(begin)
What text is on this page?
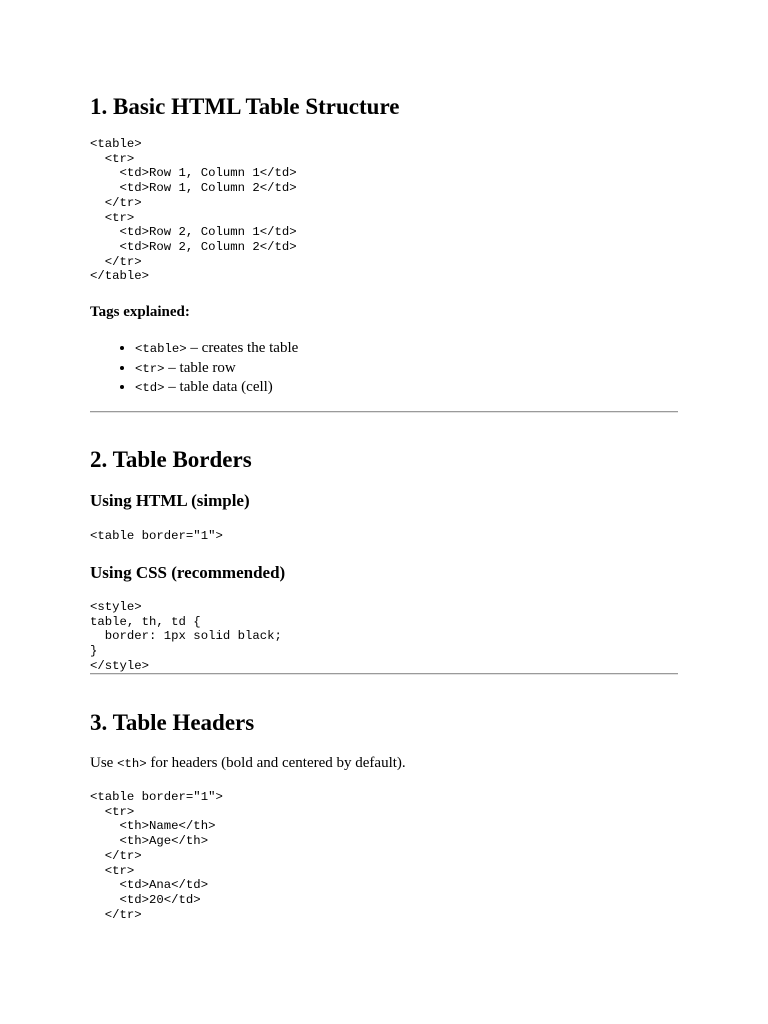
1. Basic HTML Table Structure
<table>
<tr>
<td>Row 1, Column 1</td>
<td>Row 1, Column 2</td>
</tr>
<tr>
<td>Row 2, Column 1</td>
<td>Row 2, Column 2</td>
</tr>
</table>

Tags explained:

• <table> – creates the table
• <tr> – table row
• <td> – table data (cell)
2. Table Borders
Using HTML (simple)
<table border="1">
Using CSS (recommended)
<style>
table, th, td {
border: 1px solid black;
}
</style>
3. Table Headers

Use <th> for headers (bold and centered by default).

<table border="1">
<tr>
<th>Name</th>
<th>Age</th>
</tr>
<tr>
<td>Ana</td>
<td>20</td>
</tr>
(end)
PROBLEM REQUIREMENTS: Your job is to transcribe the entries above exactly; skip the pictures.

WRITTEN RESPONSE:
What text is on this page?
1. Basic HTML Table Structure
<table>
<tr>
<td>Row 1, Column 1</td>
<td>Row 1, Column 2</td>
</tr>
<tr>
<td>Row 2, Column 1</td>
<td>Row 2, Column 2</td>
</tr>
</table>

Tags explained:

• <table> – creates the table
• <tr> – table row
• <td> – table data (cell)
2. Table Borders
Using HTML (simple)
<table border="1">
Using CSS (recommended)
<style>
table, th, td {
border: 1px solid black;
}
</style>
3. Table Headers

Use <th> for headers (bold and centered by default).

<table border="1">
<tr>
<th>Name</th>
<th>Age</th>
</tr>
<tr>
<td>Ana</td>
<td>20</td>
</tr>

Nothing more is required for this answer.